(begin)

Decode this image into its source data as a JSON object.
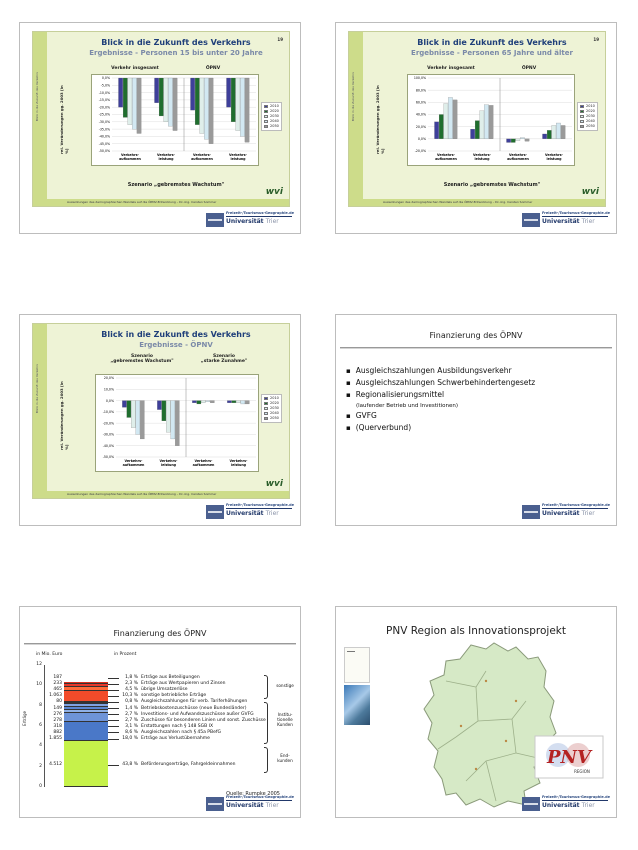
{
  "slide1": {
    "title": "Blick in die Zukunft des Verkehrs",
    "subtitle": "Ergebnisse - Personen 15 bis unter 20 Jahre",
    "page": "19",
    "col_left": "Verkehr insgesamt",
    "col_right": "ÖPNV",
    "ylabel": "rel. Veränderungen gg. 2003 [in %]",
    "sidebar": "Blick in die Zukunft des Verkehrs",
    "yticks": [
      "0,0%",
      "-5,0%",
      "-10,0%",
      "-15,0%",
      "-20,0%",
      "-25,0%",
      "-30,0%",
      "-35,0%",
      "-40,0%",
      "-45,0%",
      "-50,0%"
    ],
    "categories": [
      "Verkehrs-\naufkommen",
      "Verkehrs-\nleistung",
      "Verkehrs-\naufkommen",
      "Verkehrs-\nleistung"
    ],
    "legend": [
      "2010",
      "2020",
      "2030",
      "2040",
      "2050"
    ],
    "scenario": "Szenario „gebremstes Wachstum\"",
    "footer": "Auswirkungen des demographischen Wandels auf die ÖPNV-Entwicklung – Dr.-Ing. Carsten Sommer",
    "logo": "wvi"
  },
  "slide2": {
    "title": "Blick in die Zukunft des Verkehrs",
    "subtitle": "Ergebnisse - Personen 65 Jahre und älter",
    "page": "19",
    "col_left": "Verkehr insgesamt",
    "col_right": "ÖPNV",
    "ylabel": "rel. Veränderungen gg. 2003 [in %]",
    "sidebar": "Blick in die Zukunft des Verkehrs",
    "yticks": [
      "100,0%",
      "80,0%",
      "60,0%",
      "40,0%",
      "20,0%",
      "0,0%",
      "-20,0%"
    ],
    "categories": [
      "Verkehrs-\naufkommen",
      "Verkehrs-\nleistung",
      "Verkehrs-\naufkommen",
      "Verkehrs-\nleistung"
    ],
    "legend": [
      "2010",
      "2020",
      "2030",
      "2040",
      "2050"
    ],
    "scenario": "Szenario „gebremstes Wachstum\"",
    "footer": "Auswirkungen des demographischen Wandels auf die ÖPNV-Entwicklung – Dr.-Ing. Carsten Sommer",
    "logo": "wvi"
  },
  "slide3": {
    "title": "Blick in die Zukunft des Verkehrs",
    "subtitle": "Ergebnisse - ÖPNV",
    "col_left": "Szenario\n„gebremstes Wachstum\"",
    "col_right": "Szenario\n„starke Zunahme\"",
    "ylabel": "rel. Veränderungen gg. 2003 [in %]",
    "sidebar": "Blick in die Zukunft des Verkehrs",
    "yticks": [
      "20,0%",
      "10,0%",
      "0,0%",
      "-10,0%",
      "-20,0%",
      "-30,0%",
      "-40,0%",
      "-50,0%"
    ],
    "categories": [
      "Verkehrs-\naufkommen",
      "Verkehrs-\nleistung",
      "Verkehrs-\naufkommen",
      "Verkehrs-\nleistung"
    ],
    "legend": [
      "2010",
      "2020",
      "2030",
      "2040",
      "2050"
    ],
    "footer": "Auswirkungen des demographischen Wandels auf die ÖPNV-Entwicklung – Dr.-Ing. Carsten Sommer",
    "logo": "wvi"
  },
  "slide4": {
    "title": "Finanzierung des ÖPNV",
    "items": [
      {
        "text": "Ausgleichszahlungen Ausbildungsverkehr",
        "note": false
      },
      {
        "text": "Ausgleichszahlungen Schwerbehindertengesetz",
        "note": false
      },
      {
        "text": "Regionalisierungsmittel",
        "note": false
      },
      {
        "text": "(laufender Betrieb und Investitionen)",
        "note": true
      },
      {
        "text": "GVFG",
        "note": false
      },
      {
        "text": "(Querverbund)",
        "note": false
      }
    ]
  },
  "slide5": {
    "title": "Finanzierung des ÖPNV",
    "unit_left": "in Mio. Euro",
    "unit_right": "in Prozent",
    "ylabel": "Erträge",
    "source": "Quelle: Rumpke 2005",
    "groups": [
      "sonstige",
      "Institu-\ntionelle\nKunden",
      "End-\nkunden"
    ]
  },
  "chart_data": {
    "type": "bar",
    "title": "Finanzierung des ÖPNV",
    "ylabel": "Erträge",
    "ylim": [
      0,
      12
    ],
    "yticks": [
      "0",
      "2",
      "4",
      "6",
      "8",
      "10",
      "12"
    ],
    "stacked": true,
    "segments": [
      {
        "amount": "4.512",
        "value": 4.512,
        "percent": "43,8 %",
        "label": "Beförderungserträge, Fahrgeldeinnahmen",
        "color": "#c6f24a"
      },
      {
        "amount": "1.855",
        "value": 1.855,
        "percent": "18,0 %",
        "label": "Erträge aus Verlustübernahme",
        "color": "#4a78c8"
      },
      {
        "amount": "882",
        "value": 0.882,
        "percent": "8,6 %",
        "label": "Ausgleichszahlen nach § 45a PBefG",
        "color": "#6e94d8"
      },
      {
        "amount": "318",
        "value": 0.318,
        "percent": "3,1 %",
        "label": "Erstattungen nach § 148 SGB IX",
        "color": "#8fb0e6"
      },
      {
        "amount": "278",
        "value": 0.278,
        "percent": "2,7 %",
        "label": "Zuschüsse für besonderen Linien und sonst. Zuschüsse",
        "color": "#5a86d0"
      },
      {
        "amount": "276",
        "value": 0.276,
        "percent": "2,7 %",
        "label": "Investitions- und Aufwandszuschüsse außer GVFG",
        "color": "#7ea2e0"
      },
      {
        "amount": "149",
        "value": 0.149,
        "percent": "1,4 %",
        "label": "Betriebskostenzuschüsse (neue Bundesländer)",
        "color": "#9dbbe9"
      },
      {
        "amount": "80",
        "value": 0.08,
        "percent": "0,8 %",
        "label": "Ausgleichszahlungen für verb. Tariferhöhungen",
        "color": "#3d68b8"
      },
      {
        "amount": "1.063",
        "value": 1.063,
        "percent": "10,3 %",
        "label": "sonstige betriebliche Erträge",
        "color": "#f24b2a"
      },
      {
        "amount": "465",
        "value": 0.465,
        "percent": "4,5 %",
        "label": "übrige Umsatzerlöse",
        "color": "#ff6a3a"
      },
      {
        "amount": "233",
        "value": 0.233,
        "percent": "2,3 %",
        "label": "Erträge aus Wertpapieren und Zinsen",
        "color": "#e8382a"
      },
      {
        "amount": "187",
        "value": 0.187,
        "percent": "1,8 %",
        "label": "Erträge aus Beteiligungen",
        "color": "#d8301e"
      }
    ]
  },
  "slide6": {
    "title": "PNV Region als Innovationsprojekt",
    "logo_text": "PNV",
    "logo_sub": "REGION"
  },
  "unilogo": {
    "geo": "Freizeit-/Tourismus-Geographie.de",
    "uni": "Universität",
    "city": "Trier"
  },
  "colors": {
    "c2010": "#3e3f9a",
    "c2020": "#1f6e2e",
    "c2030": "#dfeeea",
    "c2040": "#d2e8f2",
    "c2050": "#9a9a9a"
  }
}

(end)

* Exercise: Word for word, quote the lines above. Omit the pictures.

* Problem solution:
Decode this image into its source data as a JSON object.
{
  "slide1": {
    "title": "Blick in die Zukunft des Verkehrs",
    "subtitle": "Ergebnisse - Personen 15 bis unter 20 Jahre",
    "page": "19",
    "col_left": "Verkehr insgesamt",
    "col_right": "ÖPNV",
    "ylabel": "rel. Veränderungen gg. 2003 [in %]",
    "sidebar": "Blick in die Zukunft des Verkehrs",
    "yticks": [
      "0,0%",
      "-5,0%",
      "-10,0%",
      "-15,0%",
      "-20,0%",
      "-25,0%",
      "-30,0%",
      "-35,0%",
      "-40,0%",
      "-45,0%",
      "-50,0%"
    ],
    "categories": [
      "Verkehrs-\naufkommen",
      "Verkehrs-\nleistung",
      "Verkehrs-\naufkommen",
      "Verkehrs-\nleistung"
    ],
    "legend": [
      "2010",
      "2020",
      "2030",
      "2040",
      "2050"
    ],
    "scenario": "Szenario „gebremstes Wachstum\"",
    "footer": "Auswirkungen des demographischen Wandels auf die ÖPNV-Entwicklung – Dr.-Ing. Carsten Sommer",
    "logo": "wvi"
  },
  "slide2": {
    "title": "Blick in die Zukunft des Verkehrs",
    "subtitle": "Ergebnisse - Personen 65 Jahre und älter",
    "page": "19",
    "col_left": "Verkehr insgesamt",
    "col_right": "ÖPNV",
    "ylabel": "rel. Veränderungen gg. 2003 [in %]",
    "sidebar": "Blick in die Zukunft des Verkehrs",
    "yticks": [
      "100,0%",
      "80,0%",
      "60,0%",
      "40,0%",
      "20,0%",
      "0,0%",
      "-20,0%"
    ],
    "categories": [
      "Verkehrs-\naufkommen",
      "Verkehrs-\nleistung",
      "Verkehrs-\naufkommen",
      "Verkehrs-\nleistung"
    ],
    "legend": [
      "2010",
      "2020",
      "2030",
      "2040",
      "2050"
    ],
    "scenario": "Szenario „gebremstes Wachstum\"",
    "footer": "Auswirkungen des demographischen Wandels auf die ÖPNV-Entwicklung – Dr.-Ing. Carsten Sommer",
    "logo": "wvi"
  },
  "slide3": {
    "title": "Blick in die Zukunft des Verkehrs",
    "subtitle": "Ergebnisse - ÖPNV",
    "col_left": "Szenario\n„gebremstes Wachstum\"",
    "col_right": "Szenario\n„starke Zunahme\"",
    "ylabel": "rel. Veränderungen gg. 2003 [in %]",
    "sidebar": "Blick in die Zukunft des Verkehrs",
    "yticks": [
      "20,0%",
      "10,0%",
      "0,0%",
      "-10,0%",
      "-20,0%",
      "-30,0%",
      "-40,0%",
      "-50,0%"
    ],
    "categories": [
      "Verkehrs-\naufkommen",
      "Verkehrs-\nleistung",
      "Verkehrs-\naufkommen",
      "Verkehrs-\nleistung"
    ],
    "legend": [
      "2010",
      "2020",
      "2030",
      "2040",
      "2050"
    ],
    "footer": "Auswirkungen des demographischen Wandels auf die ÖPNV-Entwicklung – Dr.-Ing. Carsten Sommer",
    "logo": "wvi"
  },
  "slide4": {
    "title": "Finanzierung des ÖPNV",
    "items": [
      {
        "text": "Ausgleichszahlungen Ausbildungsverkehr",
        "note": false
      },
      {
        "text": "Ausgleichszahlungen Schwerbehindertengesetz",
        "note": false
      },
      {
        "text": "Regionalisierungsmittel",
        "note": false
      },
      {
        "text": "(laufender Betrieb und Investitionen)",
        "note": true
      },
      {
        "text": "GVFG",
        "note": false
      },
      {
        "text": "(Querverbund)",
        "note": false
      }
    ]
  },
  "slide5": {
    "title": "Finanzierung des ÖPNV",
    "unit_left": "in Mio. Euro",
    "unit_right": "in Prozent",
    "ylabel": "Erträge",
    "source": "Quelle: Rumpke 2005",
    "groups": [
      "sonstige",
      "Institu-\ntionelle\nKunden",
      "End-\nkunden"
    ]
  },
  "chart_data": {
    "type": "bar",
    "title": "Finanzierung des ÖPNV",
    "ylabel": "Erträge",
    "ylim": [
      0,
      12
    ],
    "yticks": [
      "0",
      "2",
      "4",
      "6",
      "8",
      "10",
      "12"
    ],
    "stacked": true,
    "segments": [
      {
        "amount": "4.512",
        "value": 4.512,
        "percent": "43,8 %",
        "label": "Beförderungserträge, Fahrgeldeinnahmen",
        "color": "#c6f24a"
      },
      {
        "amount": "1.855",
        "value": 1.855,
        "percent": "18,0 %",
        "label": "Erträge aus Verlustübernahme",
        "color": "#4a78c8"
      },
      {
        "amount": "882",
        "value": 0.882,
        "percent": "8,6 %",
        "label": "Ausgleichszahlen nach § 45a PBefG",
        "color": "#6e94d8"
      },
      {
        "amount": "318",
        "value": 0.318,
        "percent": "3,1 %",
        "label": "Erstattungen nach § 148 SGB IX",
        "color": "#8fb0e6"
      },
      {
        "amount": "278",
        "value": 0.278,
        "percent": "2,7 %",
        "label": "Zuschüsse für besonderen Linien und sonst. Zuschüsse",
        "color": "#5a86d0"
      },
      {
        "amount": "276",
        "value": 0.276,
        "percent": "2,7 %",
        "label": "Investitions- und Aufwandszuschüsse außer GVFG",
        "color": "#7ea2e0"
      },
      {
        "amount": "149",
        "value": 0.149,
        "percent": "1,4 %",
        "label": "Betriebskostenzuschüsse (neue Bundesländer)",
        "color": "#9dbbe9"
      },
      {
        "amount": "80",
        "value": 0.08,
        "percent": "0,8 %",
        "label": "Ausgleichszahlungen für verb. Tariferhöhungen",
        "color": "#3d68b8"
      },
      {
        "amount": "1.063",
        "value": 1.063,
        "percent": "10,3 %",
        "label": "sonstige betriebliche Erträge",
        "color": "#f24b2a"
      },
      {
        "amount": "465",
        "value": 0.465,
        "percent": "4,5 %",
        "label": "übrige Umsatzerlöse",
        "color": "#ff6a3a"
      },
      {
        "amount": "233",
        "value": 0.233,
        "percent": "2,3 %",
        "label": "Erträge aus Wertpapieren und Zinsen",
        "color": "#e8382a"
      },
      {
        "amount": "187",
        "value": 0.187,
        "percent": "1,8 %",
        "label": "Erträge aus Beteiligungen",
        "color": "#d8301e"
      }
    ]
  },
  "slide6": {
    "title": "PNV Region als Innovationsprojekt",
    "logo_text": "PNV",
    "logo_sub": "REGION"
  },
  "unilogo": {
    "geo": "Freizeit-/Tourismus-Geographie.de",
    "uni": "Universität",
    "city": "Trier"
  },
  "colors": {
    "c2010": "#3e3f9a",
    "c2020": "#1f6e2e",
    "c2030": "#dfeeea",
    "c2040": "#d2e8f2",
    "c2050": "#9a9a9a"
  }
}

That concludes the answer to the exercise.